WHAT YOU HAVE TO DO:
Extract every line where the string "docentes" appears.

--

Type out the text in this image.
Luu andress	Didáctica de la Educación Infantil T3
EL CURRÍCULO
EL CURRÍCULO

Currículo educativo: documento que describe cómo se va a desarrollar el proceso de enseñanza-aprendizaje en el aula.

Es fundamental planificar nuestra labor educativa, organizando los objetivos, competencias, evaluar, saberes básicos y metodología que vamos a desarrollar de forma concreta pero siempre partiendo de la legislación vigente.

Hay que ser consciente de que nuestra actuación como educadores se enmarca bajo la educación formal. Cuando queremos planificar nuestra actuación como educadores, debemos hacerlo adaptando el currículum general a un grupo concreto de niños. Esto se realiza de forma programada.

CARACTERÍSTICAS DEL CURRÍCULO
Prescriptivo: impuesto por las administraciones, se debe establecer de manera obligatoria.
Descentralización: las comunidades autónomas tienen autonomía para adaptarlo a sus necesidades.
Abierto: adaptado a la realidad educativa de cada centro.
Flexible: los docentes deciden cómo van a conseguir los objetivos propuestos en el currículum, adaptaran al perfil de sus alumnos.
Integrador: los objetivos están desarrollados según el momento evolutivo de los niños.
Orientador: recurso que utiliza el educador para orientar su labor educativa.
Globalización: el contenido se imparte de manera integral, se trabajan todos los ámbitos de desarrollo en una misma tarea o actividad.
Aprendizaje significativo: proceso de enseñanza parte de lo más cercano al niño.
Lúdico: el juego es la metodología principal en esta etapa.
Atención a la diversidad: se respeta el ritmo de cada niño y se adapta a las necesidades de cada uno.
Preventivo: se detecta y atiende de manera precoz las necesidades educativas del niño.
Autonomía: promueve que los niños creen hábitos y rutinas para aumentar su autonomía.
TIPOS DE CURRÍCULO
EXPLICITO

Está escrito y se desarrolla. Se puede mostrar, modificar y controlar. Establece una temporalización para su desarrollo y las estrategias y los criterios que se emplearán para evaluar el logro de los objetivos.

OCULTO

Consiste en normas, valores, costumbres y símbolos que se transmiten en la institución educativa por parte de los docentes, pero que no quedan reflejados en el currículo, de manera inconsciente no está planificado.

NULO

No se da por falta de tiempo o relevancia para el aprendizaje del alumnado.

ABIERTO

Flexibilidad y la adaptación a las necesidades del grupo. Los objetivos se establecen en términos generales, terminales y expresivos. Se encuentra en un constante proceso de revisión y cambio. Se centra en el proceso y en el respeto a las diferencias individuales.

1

--

WORKED ANSWER:
Flexible: los docentes deciden cómo van a conseguir los objetivos propuestos en el currículum, adaptaran al perfil de sus alumnos.
Consiste en normas, valores, costumbres y símbolos que se transmiten en la institución educativa por parte de los docentes, pero que no quedan reflejados en el currículo, de manera inconsciente no está planificado.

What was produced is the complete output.